[What you will do]: Retype every entry word for word.

--- --- ---

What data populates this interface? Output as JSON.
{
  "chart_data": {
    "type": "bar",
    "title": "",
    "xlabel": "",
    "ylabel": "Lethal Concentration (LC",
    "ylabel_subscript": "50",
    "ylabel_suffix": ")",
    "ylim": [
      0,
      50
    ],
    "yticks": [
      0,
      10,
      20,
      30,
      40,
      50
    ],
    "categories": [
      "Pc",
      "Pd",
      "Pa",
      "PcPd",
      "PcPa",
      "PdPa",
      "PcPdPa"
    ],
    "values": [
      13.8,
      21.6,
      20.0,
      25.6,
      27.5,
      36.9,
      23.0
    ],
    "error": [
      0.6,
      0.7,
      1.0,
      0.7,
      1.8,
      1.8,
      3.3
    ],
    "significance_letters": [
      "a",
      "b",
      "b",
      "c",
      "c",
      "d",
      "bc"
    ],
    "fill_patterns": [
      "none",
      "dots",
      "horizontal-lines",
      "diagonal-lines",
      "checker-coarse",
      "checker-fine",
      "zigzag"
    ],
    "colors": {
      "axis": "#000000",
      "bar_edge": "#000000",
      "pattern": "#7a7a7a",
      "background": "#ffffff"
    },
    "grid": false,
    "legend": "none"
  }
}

--- --- ---

[Answer to the task]:
What data populates this interface? Output as JSON.
{
  "chart_data": {
    "type": "bar",
    "title": "",
    "xlabel": "",
    "ylabel": "Lethal Concentration (LC",
    "ylabel_subscript": "50",
    "ylabel_suffix": ")",
    "ylim": [
      0,
      50
    ],
    "yticks": [
      0,
      10,
      20,
      30,
      40,
      50
    ],
    "categories": [
      "Pc",
      "Pd",
      "Pa",
      "PcPd",
      "PcPa",
      "PdPa",
      "PcPdPa"
    ],
    "values": [
      13.8,
      21.6,
      20.0,
      25.6,
      27.5,
      36.9,
      23.0
    ],
    "error": [
      0.6,
      0.7,
      1.0,
      0.7,
      1.8,
      1.8,
      3.3
    ],
    "significance_letters": [
      "a",
      "b",
      "b",
      "c",
      "c",
      "d",
      "bc"
    ],
    "fill_patterns": [
      "none",
      "dots",
      "horizontal-lines",
      "diagonal-lines",
      "checker-coarse",
      "checker-fine",
      "zigzag"
    ],
    "colors": {
      "axis": "#000000",
      "bar_edge": "#000000",
      "pattern": "#7a7a7a",
      "background": "#ffffff"
    },
    "grid": false,
    "legend": "none"
  }
}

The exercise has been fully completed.